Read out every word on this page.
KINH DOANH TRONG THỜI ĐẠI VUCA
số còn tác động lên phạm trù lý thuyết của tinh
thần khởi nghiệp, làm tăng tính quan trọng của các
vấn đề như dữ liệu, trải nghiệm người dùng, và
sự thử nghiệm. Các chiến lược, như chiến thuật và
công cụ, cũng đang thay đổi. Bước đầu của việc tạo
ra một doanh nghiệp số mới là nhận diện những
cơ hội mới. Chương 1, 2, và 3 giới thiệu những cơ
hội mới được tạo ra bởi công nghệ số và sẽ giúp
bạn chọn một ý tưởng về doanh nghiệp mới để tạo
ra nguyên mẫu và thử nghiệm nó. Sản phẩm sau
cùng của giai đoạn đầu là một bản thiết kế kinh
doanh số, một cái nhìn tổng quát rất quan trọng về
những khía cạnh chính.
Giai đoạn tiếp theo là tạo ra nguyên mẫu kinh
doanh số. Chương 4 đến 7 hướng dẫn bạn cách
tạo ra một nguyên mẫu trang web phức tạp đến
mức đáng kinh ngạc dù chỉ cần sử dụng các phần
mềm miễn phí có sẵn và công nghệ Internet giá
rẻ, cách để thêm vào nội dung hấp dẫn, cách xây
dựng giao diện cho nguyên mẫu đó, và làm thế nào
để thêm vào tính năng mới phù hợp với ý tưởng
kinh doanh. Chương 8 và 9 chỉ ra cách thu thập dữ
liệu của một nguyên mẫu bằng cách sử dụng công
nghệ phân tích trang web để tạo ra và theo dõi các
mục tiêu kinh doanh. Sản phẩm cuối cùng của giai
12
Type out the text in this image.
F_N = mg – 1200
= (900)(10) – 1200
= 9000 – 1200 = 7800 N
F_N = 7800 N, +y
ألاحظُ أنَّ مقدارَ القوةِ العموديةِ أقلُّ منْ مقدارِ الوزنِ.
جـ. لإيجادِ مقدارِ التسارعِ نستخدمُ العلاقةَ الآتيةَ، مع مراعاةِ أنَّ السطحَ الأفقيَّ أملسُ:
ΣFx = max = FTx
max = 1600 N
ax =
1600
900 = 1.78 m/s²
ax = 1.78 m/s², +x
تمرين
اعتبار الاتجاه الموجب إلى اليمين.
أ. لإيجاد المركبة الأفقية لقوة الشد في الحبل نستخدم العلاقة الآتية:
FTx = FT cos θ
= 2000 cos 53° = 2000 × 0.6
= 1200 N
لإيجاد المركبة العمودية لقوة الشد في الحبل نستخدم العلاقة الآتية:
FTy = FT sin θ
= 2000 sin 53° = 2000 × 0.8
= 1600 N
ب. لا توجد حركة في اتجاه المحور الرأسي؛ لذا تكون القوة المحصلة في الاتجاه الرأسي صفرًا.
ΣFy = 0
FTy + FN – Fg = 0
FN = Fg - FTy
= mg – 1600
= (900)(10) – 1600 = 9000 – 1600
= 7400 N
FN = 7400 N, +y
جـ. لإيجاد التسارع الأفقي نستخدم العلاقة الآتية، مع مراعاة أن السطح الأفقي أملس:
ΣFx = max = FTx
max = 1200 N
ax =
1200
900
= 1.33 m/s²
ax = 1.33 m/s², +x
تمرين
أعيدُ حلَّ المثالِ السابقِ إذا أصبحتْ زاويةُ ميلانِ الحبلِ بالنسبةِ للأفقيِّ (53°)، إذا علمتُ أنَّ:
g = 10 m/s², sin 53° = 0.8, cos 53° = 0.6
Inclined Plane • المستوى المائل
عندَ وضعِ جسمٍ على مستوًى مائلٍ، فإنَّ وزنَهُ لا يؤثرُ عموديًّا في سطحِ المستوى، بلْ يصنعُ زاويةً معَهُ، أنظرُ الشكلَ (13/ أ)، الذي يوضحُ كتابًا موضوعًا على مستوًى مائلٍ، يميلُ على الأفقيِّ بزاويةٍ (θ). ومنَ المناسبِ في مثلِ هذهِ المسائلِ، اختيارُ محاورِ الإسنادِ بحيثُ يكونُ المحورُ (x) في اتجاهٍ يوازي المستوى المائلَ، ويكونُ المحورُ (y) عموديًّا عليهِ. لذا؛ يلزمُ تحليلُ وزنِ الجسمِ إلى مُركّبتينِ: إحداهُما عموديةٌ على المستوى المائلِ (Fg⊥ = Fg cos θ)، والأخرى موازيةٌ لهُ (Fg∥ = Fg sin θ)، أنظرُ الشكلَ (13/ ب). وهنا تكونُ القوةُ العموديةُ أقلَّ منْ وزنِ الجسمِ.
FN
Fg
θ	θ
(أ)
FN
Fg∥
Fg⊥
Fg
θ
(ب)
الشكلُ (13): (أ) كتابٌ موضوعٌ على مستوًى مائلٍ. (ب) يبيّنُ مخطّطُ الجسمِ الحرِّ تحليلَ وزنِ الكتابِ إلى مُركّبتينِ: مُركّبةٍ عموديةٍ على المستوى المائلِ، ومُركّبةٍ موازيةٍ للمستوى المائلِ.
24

Given exercise
Please restate the data word for word, every record included.

Written answer
Read out every word on this page.
KINH DOANH TRONG THỜI ĐẠI VUCA
số còn tác động lên phạm trù lý thuyết của tinh
thần khởi nghiệp, làm tăng tính quan trọng của các
vấn đề như dữ liệu, trải nghiệm người dùng, và
sự thử nghiệm. Các chiến lược, như chiến thuật và
công cụ, cũng đang thay đổi. Bước đầu của việc tạo
ra một doanh nghiệp số mới là nhận diện những
cơ hội mới. Chương 1, 2, và 3 giới thiệu những cơ
hội mới được tạo ra bởi công nghệ số và sẽ giúp
bạn chọn một ý tưởng về doanh nghiệp mới để tạo
ra nguyên mẫu và thử nghiệm nó. Sản phẩm sau
cùng của giai đoạn đầu là một bản thiết kế kinh
doanh số, một cái nhìn tổng quát rất quan trọng về
những khía cạnh chính.
Giai đoạn tiếp theo là tạo ra nguyên mẫu kinh
doanh số. Chương 4 đến 7 hướng dẫn bạn cách
tạo ra một nguyên mẫu trang web phức tạp đến
mức đáng kinh ngạc dù chỉ cần sử dụng các phần
mềm miễn phí có sẵn và công nghệ Internet giá
rẻ, cách để thêm vào nội dung hấp dẫn, cách xây
dựng giao diện cho nguyên mẫu đó, và làm thế nào
để thêm vào tính năng mới phù hợp với ý tưởng
kinh doanh. Chương 8 và 9 chỉ ra cách thu thập dữ
liệu của một nguyên mẫu bằng cách sử dụng công
nghệ phân tích trang web để tạo ra và theo dõi các
mục tiêu kinh doanh. Sản phẩm cuối cùng của giai
12
Type out the text in this image.
F_N = mg – 1200
= (900)(10) – 1200
= 9000 – 1200 = 7800 N
F_N = 7800 N, +y
ألاحظُ أنَّ مقدارَ القوةِ العموديةِ أقلُّ منْ مقدارِ الوزنِ.
جـ. لإيجادِ مقدارِ التسارعِ نستخدمُ العلاقةَ الآتيةَ، مع مراعاةِ أنَّ السطحَ الأفقيَّ أملسُ:
ΣFx = max = FTx
max = 1600 N
ax =
1600
900 = 1.78 m/s²
ax = 1.78 m/s², +x
تمرين
اعتبار الاتجاه الموجب إلى اليمين.
أ. لإيجاد المركبة الأفقية لقوة الشد في الحبل نستخدم العلاقة الآتية:
FTx = FT cos θ
= 2000 cos 53° = 2000 × 0.6
= 1200 N
لإيجاد المركبة العمودية لقوة الشد في الحبل نستخدم العلاقة الآتية:
FTy = FT sin θ
= 2000 sin 53° = 2000 × 0.8
= 1600 N
ب. لا توجد حركة في اتجاه المحور الرأسي؛ لذا تكون القوة المحصلة في الاتجاه الرأسي صفرًا.
ΣFy = 0
FTy + FN – Fg = 0
FN = Fg - FTy
= mg – 1600
= (900)(10) – 1600 = 9000 – 1600
= 7400 N
FN = 7400 N, +y
جـ. لإيجاد التسارع الأفقي نستخدم العلاقة الآتية، مع مراعاة أن السطح الأفقي أملس:
ΣFx = max = FTx
max = 1200 N
ax =
1200
900
= 1.33 m/s²
ax = 1.33 m/s², +x
تمرين
أعيدُ حلَّ المثالِ السابقِ إذا أصبحتْ زاويةُ ميلانِ الحبلِ بالنسبةِ للأفقيِّ (53°)، إذا علمتُ أنَّ:
g = 10 m/s², sin 53° = 0.8, cos 53° = 0.6
Inclined Plane • المستوى المائل
عندَ وضعِ جسمٍ على مستوًى مائلٍ، فإنَّ وزنَهُ لا يؤثرُ عموديًّا في سطحِ المستوى، بلْ يصنعُ زاويةً معَهُ، أنظرُ الشكلَ (13/ أ)، الذي يوضحُ كتابًا موضوعًا على مستوًى مائلٍ، يميلُ على الأفقيِّ بزاويةٍ (θ). ومنَ المناسبِ في مثلِ هذهِ المسائلِ، اختيارُ محاورِ الإسنادِ بحيثُ يكونُ المحورُ (x) في اتجاهٍ يوازي المستوى المائلَ، ويكونُ المحورُ (y) عموديًّا عليهِ. لذا؛ يلزمُ تحليلُ وزنِ الجسمِ إلى مُركّبتينِ: إحداهُما عموديةٌ على المستوى المائلِ (Fg⊥ = Fg cos θ)، والأخرى موازيةٌ لهُ (Fg∥ = Fg sin θ)، أنظرُ الشكلَ (13/ ب). وهنا تكونُ القوةُ العموديةُ أقلَّ منْ وزنِ الجسمِ.
FN
Fg
θ	θ
(أ)
FN
Fg∥
Fg⊥
Fg
θ
(ب)
الشكلُ (13): (أ) كتابٌ موضوعٌ على مستوًى مائلٍ. (ب) يبيّنُ مخطّطُ الجسمِ الحرِّ تحليلَ وزنِ الكتابِ إلى مُركّبتينِ: مُركّبةٍ عموديةٍ على المستوى المائلِ، ومُركّبةٍ موازيةٍ للمستوى المائلِ.
24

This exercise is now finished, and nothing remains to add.